--- Begin ENTRIES SHOWN ---

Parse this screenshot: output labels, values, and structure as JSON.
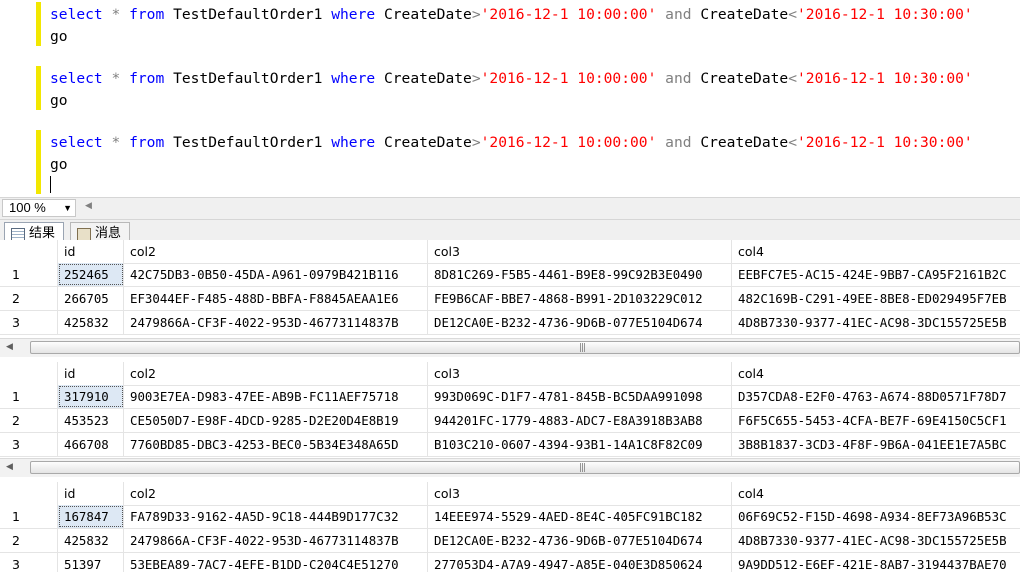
{
  "editor": {
    "lines": [
      {
        "kw1": "select",
        "star": "*",
        "kw2": "from",
        "table": "TestDefaultOrder1",
        "kw3": "where",
        "col1": "CreateDate",
        ">": ">",
        "v1": "'2016-12-1 10:00:00'",
        "and": "and",
        "col2": "CreateDate",
        "<": "<",
        "v2": "'2016-12-1 10:30:00'"
      },
      {
        "kw1": "select",
        "star": "*",
        "kw2": "from",
        "table": "TestDefaultOrder1",
        "kw3": "where",
        "col1": "CreateDate",
        ">": ">",
        "v1": "'2016-12-1 10:00:00'",
        "and": "and",
        "col2": "CreateDate",
        "<": "<",
        "v2": "'2016-12-1 10:30:00'"
      },
      {
        "kw1": "select",
        "star": "*",
        "kw2": "from",
        "table": "TestDefaultOrder1",
        "kw3": "where",
        "col1": "CreateDate",
        ">": ">",
        "v1": "'2016-12-1 10:00:00'",
        "and": "and",
        "col2": "CreateDate",
        "<": "<",
        "v2": "'2016-12-1 10:30:00'"
      }
    ],
    "go": "go"
  },
  "zoom": {
    "value": "100 %"
  },
  "tabs": {
    "results": "结果",
    "messages": "消息"
  },
  "results": [
    {
      "headers": [
        "id",
        "col2",
        "col3",
        "col4"
      ],
      "rows": [
        {
          "n": "1",
          "id": "252465",
          "col2": "42C75DB3-0B50-45DA-A961-0979B421B116",
          "col3": "8D81C269-F5B5-4461-B9E8-99C92B3E0490",
          "col4": "EEBFC7E5-AC15-424E-9BB7-CA95F2161B2C"
        },
        {
          "n": "2",
          "id": "266705",
          "col2": "EF3044EF-F485-488D-BBFA-F8845AEAA1E6",
          "col3": "FE9B6CAF-BBE7-4868-B991-2D103229C012",
          "col4": "482C169B-C291-49EE-8BE8-ED029495F7EB"
        },
        {
          "n": "3",
          "id": "425832",
          "col2": "2479866A-CF3F-4022-953D-46773114837B",
          "col3": "DE12CA0E-B232-4736-9D6B-077E5104D674",
          "col4": "4D8B7330-9377-41EC-AC98-3DC155725E5B"
        }
      ]
    },
    {
      "headers": [
        "id",
        "col2",
        "col3",
        "col4"
      ],
      "rows": [
        {
          "n": "1",
          "id": "317910",
          "col2": "9003E7EA-D983-47EE-AB9B-FC11AEF75718",
          "col3": "993D069C-D1F7-4781-845B-BC5DAA991098",
          "col4": "D357CDA8-E2F0-4763-A674-88D0571F78D7"
        },
        {
          "n": "2",
          "id": "453523",
          "col2": "CE5050D7-E98F-4DCD-9285-D2E20D4E8B19",
          "col3": "944201FC-1779-4883-ADC7-E8A3918B3AB8",
          "col4": "F6F5C655-5453-4CFA-BE7F-69E4150C5CF1"
        },
        {
          "n": "3",
          "id": "466708",
          "col2": "7760BD85-DBC3-4253-BEC0-5B34E348A65D",
          "col3": "B103C210-0607-4394-93B1-14A1C8F82C09",
          "col4": "3B8B1837-3CD3-4F8F-9B6A-041EE1E7A5BC"
        }
      ]
    },
    {
      "headers": [
        "id",
        "col2",
        "col3",
        "col4"
      ],
      "rows": [
        {
          "n": "1",
          "id": "167847",
          "col2": "FA789D33-9162-4A5D-9C18-444B9D177C32",
          "col3": "14EEE974-5529-4AED-8E4C-405FC91BC182",
          "col4": "06F69C52-F15D-4698-A934-8EF73A96B53C"
        },
        {
          "n": "2",
          "id": "425832",
          "col2": "2479866A-CF3F-4022-953D-46773114837B",
          "col3": "DE12CA0E-B232-4736-9D6B-077E5104D674",
          "col4": "4D8B7330-9377-41EC-AC98-3DC155725E5B"
        },
        {
          "n": "3",
          "id": "51397",
          "col2": "53EBEA89-7AC7-4EFE-B1DD-C204C4E51270",
          "col3": "277053D4-A7A9-4947-A85E-040E3D850624",
          "col4": "9A9DD512-E6EF-421E-8AB7-3194437BAE70"
        }
      ]
    }
  ]
}
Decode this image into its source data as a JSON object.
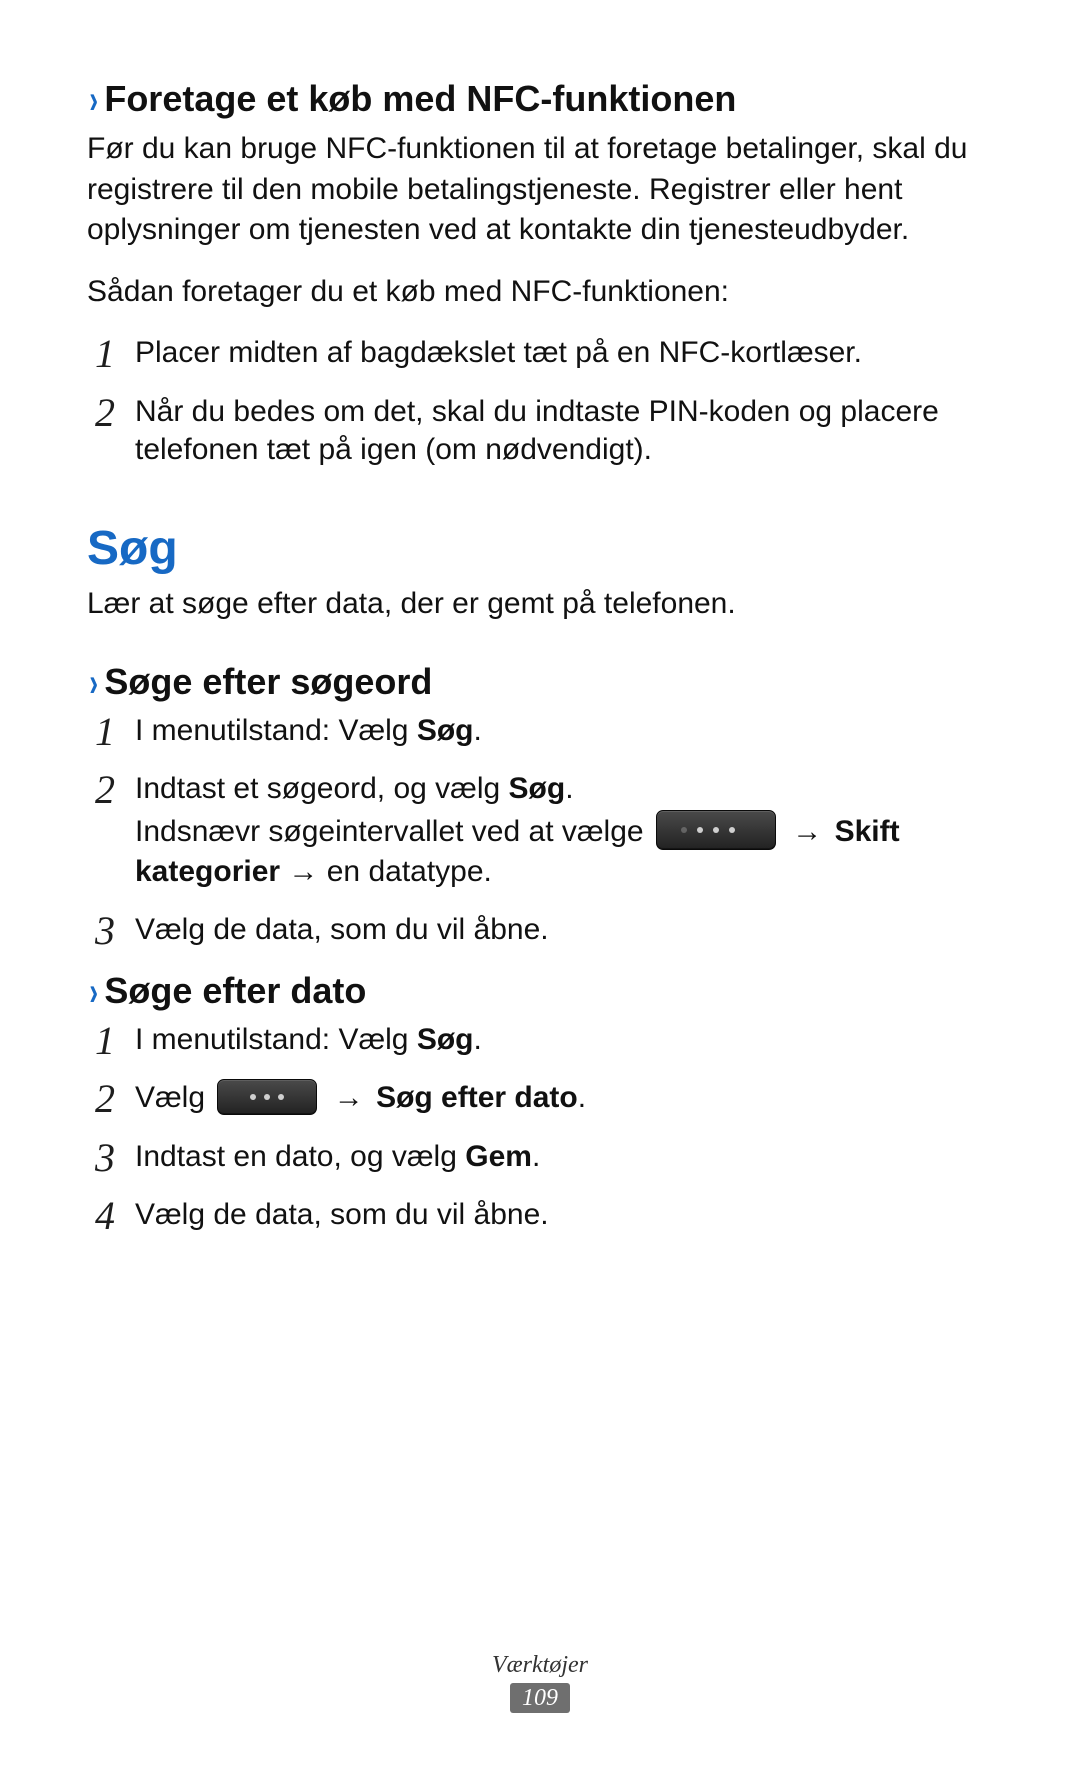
{
  "section1": {
    "heading": "Foretage et køb med NFC-funktionen",
    "intro1": "Før du kan bruge NFC-funktionen til at foretage betalinger, skal du registrere til den mobile betalingstjeneste. Registrer eller hent oplysninger om tjenesten ved at kontakte din tjenesteudbyder.",
    "intro2": "Sådan foretager du et køb med NFC-funktionen:",
    "steps": [
      "Placer midten af bagdækslet tæt på en NFC-kortlæser.",
      "Når du bedes om det, skal du indtaste PIN-koden og placere telefonen tæt på igen (om nødvendigt)."
    ],
    "nums": [
      "1",
      "2"
    ]
  },
  "section2": {
    "title": "Søg",
    "intro": "Lær at søge efter data, der er gemt på telefonen.",
    "sub1": {
      "heading": "Søge efter søgeord",
      "nums": [
        "1",
        "2",
        "3"
      ],
      "step1_a": "I menutilstand: Vælg ",
      "step1_b": "Søg",
      "step1_c": ".",
      "step2_a": "Indtast et søgeord, og vælg ",
      "step2_b": "Søg",
      "step2_c": ".",
      "step2_sub_a": "Indsnævr søgeintervallet ved at vælge ",
      "step2_sub_arrow": "→",
      "step2_sub_b": "Skift kategorier",
      "step2_sub_c": " → en datatype.",
      "step3": "Vælg de data, som du vil åbne."
    },
    "sub2": {
      "heading": "Søge efter dato",
      "nums": [
        "1",
        "2",
        "3",
        "4"
      ],
      "step1_a": "I menutilstand: Vælg ",
      "step1_b": "Søg",
      "step1_c": ".",
      "step2_a": "Vælg ",
      "step2_arrow": "→",
      "step2_b": "Søg efter dato",
      "step2_c": ".",
      "step3_a": "Indtast en dato, og vælg ",
      "step3_b": "Gem",
      "step3_c": ".",
      "step4": "Vælg de data, som du vil åbne."
    }
  },
  "footer": {
    "section": "Værktøjer",
    "page": "109"
  }
}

--- End ENTRIES SHOWN ---

> [EXERCISE BRIEF]: Each entry above is to be written out again unchanged, apart from the pictures, which are left out.

> [SOLUTION TO THIS PROBLEM]:
Parse this screenshot: output labels, values, and structure as JSON.
{
  "editor": {
    "lines": [
      {
        "kw1": "select",
        "star": "*",
        "kw2": "from",
        "table": "TestDefaultOrder1",
        "kw3": "where",
        "col1": "CreateDate",
        ">": ">",
        "v1": "'2016-12-1 10:00:00'",
        "and": "and",
        "col2": "CreateDate",
        "<": "<",
        "v2": "'2016-12-1 10:30:00'"
      },
      {
        "kw1": "select",
        "star": "*",
        "kw2": "from",
        "table": "TestDefaultOrder1",
        "kw3": "where",
        "col1": "CreateDate",
        ">": ">",
        "v1": "'2016-12-1 10:00:00'",
        "and": "and",
        "col2": "CreateDate",
        "<": "<",
        "v2": "'2016-12-1 10:30:00'"
      },
      {
        "kw1": "select",
        "star": "*",
        "kw2": "from",
        "table": "TestDefaultOrder1",
        "kw3": "where",
        "col1": "CreateDate",
        ">": ">",
        "v1": "'2016-12-1 10:00:00'",
        "and": "and",
        "col2": "CreateDate",
        "<": "<",
        "v2": "'2016-12-1 10:30:00'"
      }
    ],
    "go": "go"
  },
  "zoom": {
    "value": "100 %"
  },
  "tabs": {
    "results": "结果",
    "messages": "消息"
  },
  "results": [
    {
      "headers": [
        "id",
        "col2",
        "col3",
        "col4"
      ],
      "rows": [
        {
          "n": "1",
          "id": "252465",
          "col2": "42C75DB3-0B50-45DA-A961-0979B421B116",
          "col3": "8D81C269-F5B5-4461-B9E8-99C92B3E0490",
          "col4": "EEBFC7E5-AC15-424E-9BB7-CA95F2161B2C"
        },
        {
          "n": "2",
          "id": "266705",
          "col2": "EF3044EF-F485-488D-BBFA-F8845AEAA1E6",
          "col3": "FE9B6CAF-BBE7-4868-B991-2D103229C012",
          "col4": "482C169B-C291-49EE-8BE8-ED029495F7EB"
        },
        {
          "n": "3",
          "id": "425832",
          "col2": "2479866A-CF3F-4022-953D-46773114837B",
          "col3": "DE12CA0E-B232-4736-9D6B-077E5104D674",
          "col4": "4D8B7330-9377-41EC-AC98-3DC155725E5B"
        }
      ]
    },
    {
      "headers": [
        "id",
        "col2",
        "col3",
        "col4"
      ],
      "rows": [
        {
          "n": "1",
          "id": "317910",
          "col2": "9003E7EA-D983-47EE-AB9B-FC11AEF75718",
          "col3": "993D069C-D1F7-4781-845B-BC5DAA991098",
          "col4": "D357CDA8-E2F0-4763-A674-88D0571F78D7"
        },
        {
          "n": "2",
          "id": "453523",
          "col2": "CE5050D7-E98F-4DCD-9285-D2E20D4E8B19",
          "col3": "944201FC-1779-4883-ADC7-E8A3918B3AB8",
          "col4": "F6F5C655-5453-4CFA-BE7F-69E4150C5CF1"
        },
        {
          "n": "3",
          "id": "466708",
          "col2": "7760BD85-DBC3-4253-BEC0-5B34E348A65D",
          "col3": "B103C210-0607-4394-93B1-14A1C8F82C09",
          "col4": "3B8B1837-3CD3-4F8F-9B6A-041EE1E7A5BC"
        }
      ]
    },
    {
      "headers": [
        "id",
        "col2",
        "col3",
        "col4"
      ],
      "rows": [
        {
          "n": "1",
          "id": "167847",
          "col2": "FA789D33-9162-4A5D-9C18-444B9D177C32",
          "col3": "14EEE974-5529-4AED-8E4C-405FC91BC182",
          "col4": "06F69C52-F15D-4698-A934-8EF73A96B53C"
        },
        {
          "n": "2",
          "id": "425832",
          "col2": "2479866A-CF3F-4022-953D-46773114837B",
          "col3": "DE12CA0E-B232-4736-9D6B-077E5104D674",
          "col4": "4D8B7330-9377-41EC-AC98-3DC155725E5B"
        },
        {
          "n": "3",
          "id": "51397",
          "col2": "53EBEA89-7AC7-4EFE-B1DD-C204C4E51270",
          "col3": "277053D4-A7A9-4947-A85E-040E3D850624",
          "col4": "9A9DD512-E6EF-421E-8AB7-3194437BAE70"
        }
      ]
    }
  ]
}
Decode this image into its source data as a JSON object.
{
  "section1": {
    "heading": "Foretage et køb med NFC-funktionen",
    "intro1": "Før du kan bruge NFC-funktionen til at foretage betalinger, skal du registrere til den mobile betalingstjeneste. Registrer eller hent oplysninger om tjenesten ved at kontakte din tjenesteudbyder.",
    "intro2": "Sådan foretager du et køb med NFC-funktionen:",
    "steps": [
      "Placer midten af bagdækslet tæt på en NFC-kortlæser.",
      "Når du bedes om det, skal du indtaste PIN-koden og placere telefonen tæt på igen (om nødvendigt)."
    ],
    "nums": [
      "1",
      "2"
    ]
  },
  "section2": {
    "title": "Søg",
    "intro": "Lær at søge efter data, der er gemt på telefonen.",
    "sub1": {
      "heading": "Søge efter søgeord",
      "nums": [
        "1",
        "2",
        "3"
      ],
      "step1_a": "I menutilstand: Vælg ",
      "step1_b": "Søg",
      "step1_c": ".",
      "step2_a": "Indtast et søgeord, og vælg ",
      "step2_b": "Søg",
      "step2_c": ".",
      "step2_sub_a": "Indsnævr søgeintervallet ved at vælge ",
      "step2_sub_arrow": "→",
      "step2_sub_b": "Skift kategorier",
      "step2_sub_c": " → en datatype.",
      "step3": "Vælg de data, som du vil åbne."
    },
    "sub2": {
      "heading": "Søge efter dato",
      "nums": [
        "1",
        "2",
        "3",
        "4"
      ],
      "step1_a": "I menutilstand: Vælg ",
      "step1_b": "Søg",
      "step1_c": ".",
      "step2_a": "Vælg ",
      "step2_arrow": "→",
      "step2_b": "Søg efter dato",
      "step2_c": ".",
      "step3_a": "Indtast en dato, og vælg ",
      "step3_b": "Gem",
      "step3_c": ".",
      "step4": "Vælg de data, som du vil åbne."
    }
  },
  "footer": {
    "section": "Værktøjer",
    "page": "109"
  }
}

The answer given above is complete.